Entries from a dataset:
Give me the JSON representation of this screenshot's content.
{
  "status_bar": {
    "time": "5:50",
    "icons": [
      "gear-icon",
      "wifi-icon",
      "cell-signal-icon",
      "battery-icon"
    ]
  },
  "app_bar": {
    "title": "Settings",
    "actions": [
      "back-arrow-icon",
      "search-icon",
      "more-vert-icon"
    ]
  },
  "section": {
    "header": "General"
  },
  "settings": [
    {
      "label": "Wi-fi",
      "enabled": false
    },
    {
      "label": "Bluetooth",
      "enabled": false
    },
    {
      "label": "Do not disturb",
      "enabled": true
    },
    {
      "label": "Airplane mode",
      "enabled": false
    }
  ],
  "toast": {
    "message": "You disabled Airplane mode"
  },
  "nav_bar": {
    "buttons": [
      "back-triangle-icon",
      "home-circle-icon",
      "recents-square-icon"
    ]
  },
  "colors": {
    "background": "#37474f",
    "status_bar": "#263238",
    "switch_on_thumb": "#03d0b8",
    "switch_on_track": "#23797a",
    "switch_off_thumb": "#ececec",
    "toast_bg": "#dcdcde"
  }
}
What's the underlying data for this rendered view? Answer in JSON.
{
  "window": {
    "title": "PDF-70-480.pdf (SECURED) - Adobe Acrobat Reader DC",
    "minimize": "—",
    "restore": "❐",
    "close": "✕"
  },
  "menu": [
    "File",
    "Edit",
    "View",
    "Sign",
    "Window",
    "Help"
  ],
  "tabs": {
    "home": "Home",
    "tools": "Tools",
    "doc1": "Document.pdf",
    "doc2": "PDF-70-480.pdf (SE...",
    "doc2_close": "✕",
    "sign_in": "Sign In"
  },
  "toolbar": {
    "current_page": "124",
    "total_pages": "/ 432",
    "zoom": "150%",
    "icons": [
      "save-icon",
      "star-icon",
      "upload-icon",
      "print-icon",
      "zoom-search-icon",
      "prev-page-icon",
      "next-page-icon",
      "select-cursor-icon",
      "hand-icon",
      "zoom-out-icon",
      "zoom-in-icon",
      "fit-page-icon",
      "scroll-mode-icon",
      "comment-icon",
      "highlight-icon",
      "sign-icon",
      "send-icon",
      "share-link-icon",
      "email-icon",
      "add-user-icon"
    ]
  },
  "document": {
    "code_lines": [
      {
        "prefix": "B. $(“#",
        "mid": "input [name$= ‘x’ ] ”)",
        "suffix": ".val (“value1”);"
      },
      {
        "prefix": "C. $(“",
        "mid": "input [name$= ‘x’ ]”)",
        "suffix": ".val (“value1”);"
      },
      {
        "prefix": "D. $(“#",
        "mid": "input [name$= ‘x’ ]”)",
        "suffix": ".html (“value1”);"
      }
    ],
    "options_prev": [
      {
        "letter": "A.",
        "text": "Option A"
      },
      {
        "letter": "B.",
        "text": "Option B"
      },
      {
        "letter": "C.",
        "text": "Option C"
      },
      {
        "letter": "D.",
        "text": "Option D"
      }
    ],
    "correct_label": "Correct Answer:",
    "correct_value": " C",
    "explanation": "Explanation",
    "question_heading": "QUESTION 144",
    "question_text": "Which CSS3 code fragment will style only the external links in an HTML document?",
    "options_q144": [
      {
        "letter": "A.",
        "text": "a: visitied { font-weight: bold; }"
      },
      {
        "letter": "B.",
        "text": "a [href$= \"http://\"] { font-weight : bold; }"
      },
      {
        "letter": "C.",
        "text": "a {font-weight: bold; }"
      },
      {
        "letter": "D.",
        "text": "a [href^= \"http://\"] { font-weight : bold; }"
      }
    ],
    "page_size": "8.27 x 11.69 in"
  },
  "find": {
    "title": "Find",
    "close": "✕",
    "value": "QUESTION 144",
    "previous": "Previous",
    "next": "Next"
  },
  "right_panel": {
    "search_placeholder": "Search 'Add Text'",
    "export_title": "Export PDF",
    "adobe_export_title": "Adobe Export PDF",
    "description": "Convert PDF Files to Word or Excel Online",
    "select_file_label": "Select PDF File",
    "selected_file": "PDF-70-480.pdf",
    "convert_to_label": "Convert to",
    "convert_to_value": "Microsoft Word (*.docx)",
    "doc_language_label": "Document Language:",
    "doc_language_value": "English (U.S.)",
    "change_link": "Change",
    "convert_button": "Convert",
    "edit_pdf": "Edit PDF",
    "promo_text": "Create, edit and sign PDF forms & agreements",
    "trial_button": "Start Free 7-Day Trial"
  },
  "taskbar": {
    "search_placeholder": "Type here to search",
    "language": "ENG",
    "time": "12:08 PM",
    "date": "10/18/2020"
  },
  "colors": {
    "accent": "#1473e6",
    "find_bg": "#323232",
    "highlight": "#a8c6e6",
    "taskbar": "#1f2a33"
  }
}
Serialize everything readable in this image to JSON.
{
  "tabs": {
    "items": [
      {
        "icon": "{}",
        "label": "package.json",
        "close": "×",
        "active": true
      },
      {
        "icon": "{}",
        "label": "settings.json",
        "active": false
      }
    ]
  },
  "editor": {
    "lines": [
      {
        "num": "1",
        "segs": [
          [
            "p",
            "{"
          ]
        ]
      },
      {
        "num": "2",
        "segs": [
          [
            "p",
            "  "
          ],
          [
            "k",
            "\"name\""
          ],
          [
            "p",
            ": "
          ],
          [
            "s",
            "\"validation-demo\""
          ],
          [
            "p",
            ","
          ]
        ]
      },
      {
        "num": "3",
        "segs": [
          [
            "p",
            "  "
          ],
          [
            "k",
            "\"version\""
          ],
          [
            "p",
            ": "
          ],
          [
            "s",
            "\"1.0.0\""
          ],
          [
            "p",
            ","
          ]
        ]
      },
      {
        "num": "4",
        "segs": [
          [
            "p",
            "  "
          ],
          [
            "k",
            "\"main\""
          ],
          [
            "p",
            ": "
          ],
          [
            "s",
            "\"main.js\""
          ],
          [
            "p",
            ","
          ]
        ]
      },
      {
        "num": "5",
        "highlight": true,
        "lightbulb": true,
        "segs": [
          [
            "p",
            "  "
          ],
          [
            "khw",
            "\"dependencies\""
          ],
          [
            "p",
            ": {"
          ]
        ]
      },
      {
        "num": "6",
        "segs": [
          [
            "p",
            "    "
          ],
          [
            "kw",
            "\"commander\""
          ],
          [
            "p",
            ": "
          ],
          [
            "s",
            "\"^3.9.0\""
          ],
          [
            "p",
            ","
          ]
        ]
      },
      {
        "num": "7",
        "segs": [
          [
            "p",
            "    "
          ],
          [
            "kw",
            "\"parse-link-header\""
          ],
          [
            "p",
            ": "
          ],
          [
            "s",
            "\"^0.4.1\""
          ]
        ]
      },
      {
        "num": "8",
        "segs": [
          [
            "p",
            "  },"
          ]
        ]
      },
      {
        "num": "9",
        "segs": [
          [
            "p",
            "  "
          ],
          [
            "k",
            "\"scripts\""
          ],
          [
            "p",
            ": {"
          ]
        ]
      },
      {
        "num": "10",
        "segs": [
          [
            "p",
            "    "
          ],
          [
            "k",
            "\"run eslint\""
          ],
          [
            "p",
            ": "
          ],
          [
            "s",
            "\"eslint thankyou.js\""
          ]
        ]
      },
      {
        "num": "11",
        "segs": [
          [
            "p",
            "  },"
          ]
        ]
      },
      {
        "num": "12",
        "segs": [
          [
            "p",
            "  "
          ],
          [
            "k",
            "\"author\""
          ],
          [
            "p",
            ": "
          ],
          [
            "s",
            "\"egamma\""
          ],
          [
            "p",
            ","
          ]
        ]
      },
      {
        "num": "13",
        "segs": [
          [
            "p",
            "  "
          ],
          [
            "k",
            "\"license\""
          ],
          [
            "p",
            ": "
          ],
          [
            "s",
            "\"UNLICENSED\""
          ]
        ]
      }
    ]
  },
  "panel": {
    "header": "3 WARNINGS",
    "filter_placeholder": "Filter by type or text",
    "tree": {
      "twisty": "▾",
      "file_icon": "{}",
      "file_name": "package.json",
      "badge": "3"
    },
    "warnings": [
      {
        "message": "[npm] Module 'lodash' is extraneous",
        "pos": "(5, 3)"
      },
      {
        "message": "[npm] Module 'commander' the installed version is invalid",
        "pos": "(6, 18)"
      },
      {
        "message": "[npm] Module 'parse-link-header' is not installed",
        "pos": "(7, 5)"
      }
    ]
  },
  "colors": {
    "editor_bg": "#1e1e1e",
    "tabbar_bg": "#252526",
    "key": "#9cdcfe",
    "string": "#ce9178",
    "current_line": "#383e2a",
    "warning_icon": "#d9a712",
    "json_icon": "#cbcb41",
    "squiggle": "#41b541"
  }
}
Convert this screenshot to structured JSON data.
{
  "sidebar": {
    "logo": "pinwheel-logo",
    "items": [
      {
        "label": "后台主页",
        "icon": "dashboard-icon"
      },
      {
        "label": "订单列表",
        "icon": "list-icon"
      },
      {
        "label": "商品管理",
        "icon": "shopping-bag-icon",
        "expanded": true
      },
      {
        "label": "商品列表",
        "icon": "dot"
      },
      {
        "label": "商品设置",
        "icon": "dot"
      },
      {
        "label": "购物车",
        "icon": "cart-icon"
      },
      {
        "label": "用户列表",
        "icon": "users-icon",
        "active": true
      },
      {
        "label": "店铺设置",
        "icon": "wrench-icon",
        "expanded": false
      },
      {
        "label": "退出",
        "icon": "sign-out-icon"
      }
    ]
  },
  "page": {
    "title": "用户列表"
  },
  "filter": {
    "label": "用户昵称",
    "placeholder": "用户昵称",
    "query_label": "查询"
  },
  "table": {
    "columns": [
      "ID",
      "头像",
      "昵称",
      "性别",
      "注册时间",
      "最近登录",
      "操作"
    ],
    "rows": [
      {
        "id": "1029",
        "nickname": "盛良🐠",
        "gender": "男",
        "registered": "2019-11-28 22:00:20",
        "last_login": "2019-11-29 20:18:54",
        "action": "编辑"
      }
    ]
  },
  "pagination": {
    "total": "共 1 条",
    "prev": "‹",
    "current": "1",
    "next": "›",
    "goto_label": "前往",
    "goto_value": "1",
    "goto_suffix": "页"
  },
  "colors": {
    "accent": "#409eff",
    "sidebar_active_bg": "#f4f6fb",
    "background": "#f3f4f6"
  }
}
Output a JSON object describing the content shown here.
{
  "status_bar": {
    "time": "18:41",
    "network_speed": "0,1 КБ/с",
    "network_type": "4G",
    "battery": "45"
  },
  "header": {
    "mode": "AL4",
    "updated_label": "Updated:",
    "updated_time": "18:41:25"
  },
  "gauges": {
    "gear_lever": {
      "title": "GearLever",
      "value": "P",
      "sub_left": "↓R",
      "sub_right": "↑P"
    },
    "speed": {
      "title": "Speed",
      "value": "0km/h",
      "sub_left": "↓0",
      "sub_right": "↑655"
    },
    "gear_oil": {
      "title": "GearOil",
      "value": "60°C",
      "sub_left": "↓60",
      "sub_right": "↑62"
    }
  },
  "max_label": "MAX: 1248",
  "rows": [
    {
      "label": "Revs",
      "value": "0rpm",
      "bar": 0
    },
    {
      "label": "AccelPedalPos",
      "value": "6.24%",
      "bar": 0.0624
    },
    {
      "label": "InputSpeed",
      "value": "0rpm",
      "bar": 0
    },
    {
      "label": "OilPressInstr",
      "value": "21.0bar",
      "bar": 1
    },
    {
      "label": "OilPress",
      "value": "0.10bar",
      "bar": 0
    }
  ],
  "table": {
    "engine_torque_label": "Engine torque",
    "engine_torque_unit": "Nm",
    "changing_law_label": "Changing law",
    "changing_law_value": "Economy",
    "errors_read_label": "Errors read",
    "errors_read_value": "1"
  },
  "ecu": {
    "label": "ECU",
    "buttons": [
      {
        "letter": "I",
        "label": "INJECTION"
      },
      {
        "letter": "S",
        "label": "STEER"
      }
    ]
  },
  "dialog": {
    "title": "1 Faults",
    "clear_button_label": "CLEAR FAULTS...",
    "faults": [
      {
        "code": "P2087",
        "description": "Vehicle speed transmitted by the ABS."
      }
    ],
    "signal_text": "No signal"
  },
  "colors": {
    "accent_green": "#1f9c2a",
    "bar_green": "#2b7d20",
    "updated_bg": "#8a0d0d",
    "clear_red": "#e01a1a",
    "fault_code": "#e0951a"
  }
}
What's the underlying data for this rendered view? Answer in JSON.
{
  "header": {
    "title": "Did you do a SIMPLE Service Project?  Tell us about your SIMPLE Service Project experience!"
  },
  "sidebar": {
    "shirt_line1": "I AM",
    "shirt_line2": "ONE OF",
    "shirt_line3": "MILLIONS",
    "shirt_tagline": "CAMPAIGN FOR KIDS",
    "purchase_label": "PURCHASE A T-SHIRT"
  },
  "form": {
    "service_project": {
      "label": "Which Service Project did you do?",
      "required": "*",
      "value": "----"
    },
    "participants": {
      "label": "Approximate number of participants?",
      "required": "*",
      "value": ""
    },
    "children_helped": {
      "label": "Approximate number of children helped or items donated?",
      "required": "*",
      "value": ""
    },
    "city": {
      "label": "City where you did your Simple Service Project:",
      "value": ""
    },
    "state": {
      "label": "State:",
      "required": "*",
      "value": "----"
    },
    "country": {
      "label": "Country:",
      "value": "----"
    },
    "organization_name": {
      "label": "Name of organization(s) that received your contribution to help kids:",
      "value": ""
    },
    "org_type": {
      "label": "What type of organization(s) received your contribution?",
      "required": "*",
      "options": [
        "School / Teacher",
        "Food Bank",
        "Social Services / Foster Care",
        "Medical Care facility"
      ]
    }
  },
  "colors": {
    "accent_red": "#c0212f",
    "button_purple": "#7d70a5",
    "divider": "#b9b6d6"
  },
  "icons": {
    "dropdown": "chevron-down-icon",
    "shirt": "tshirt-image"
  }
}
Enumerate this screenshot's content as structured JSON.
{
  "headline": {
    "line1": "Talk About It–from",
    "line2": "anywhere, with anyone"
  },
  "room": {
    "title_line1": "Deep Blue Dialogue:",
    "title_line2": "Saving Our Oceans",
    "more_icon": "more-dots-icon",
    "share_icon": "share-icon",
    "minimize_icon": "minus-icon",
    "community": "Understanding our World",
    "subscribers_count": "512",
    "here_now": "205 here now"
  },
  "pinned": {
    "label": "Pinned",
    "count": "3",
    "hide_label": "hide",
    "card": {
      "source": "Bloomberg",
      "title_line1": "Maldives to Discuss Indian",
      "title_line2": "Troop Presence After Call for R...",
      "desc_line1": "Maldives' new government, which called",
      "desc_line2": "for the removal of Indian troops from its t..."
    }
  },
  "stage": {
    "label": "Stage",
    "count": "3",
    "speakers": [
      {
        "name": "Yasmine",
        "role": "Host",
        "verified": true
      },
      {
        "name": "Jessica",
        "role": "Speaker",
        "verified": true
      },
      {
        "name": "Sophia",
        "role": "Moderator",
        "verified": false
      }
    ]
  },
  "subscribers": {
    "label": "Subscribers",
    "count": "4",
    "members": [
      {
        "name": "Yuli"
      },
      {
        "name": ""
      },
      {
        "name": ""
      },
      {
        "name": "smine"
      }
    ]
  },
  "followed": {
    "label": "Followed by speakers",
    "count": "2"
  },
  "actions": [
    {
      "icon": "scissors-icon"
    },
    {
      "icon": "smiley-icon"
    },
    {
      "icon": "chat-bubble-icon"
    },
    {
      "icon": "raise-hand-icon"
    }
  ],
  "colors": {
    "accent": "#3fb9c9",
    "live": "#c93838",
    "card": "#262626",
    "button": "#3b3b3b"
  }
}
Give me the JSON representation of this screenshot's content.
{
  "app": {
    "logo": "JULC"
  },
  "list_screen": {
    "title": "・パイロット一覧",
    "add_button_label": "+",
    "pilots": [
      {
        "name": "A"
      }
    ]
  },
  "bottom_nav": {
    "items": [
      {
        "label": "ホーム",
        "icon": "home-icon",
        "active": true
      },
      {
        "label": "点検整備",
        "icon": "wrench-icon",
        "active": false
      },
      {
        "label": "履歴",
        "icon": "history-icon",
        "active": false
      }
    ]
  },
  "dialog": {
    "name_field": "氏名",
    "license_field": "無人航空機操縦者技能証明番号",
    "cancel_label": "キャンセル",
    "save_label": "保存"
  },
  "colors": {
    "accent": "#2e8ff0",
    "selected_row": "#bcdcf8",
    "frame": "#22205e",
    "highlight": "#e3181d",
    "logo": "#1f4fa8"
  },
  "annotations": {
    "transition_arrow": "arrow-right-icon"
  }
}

What the exercise asks:
Pull every line containing the word "image" out of the material.

Correct response:
Serialize everything readable in this image to JSON.
    "shirt": "tshirt-image"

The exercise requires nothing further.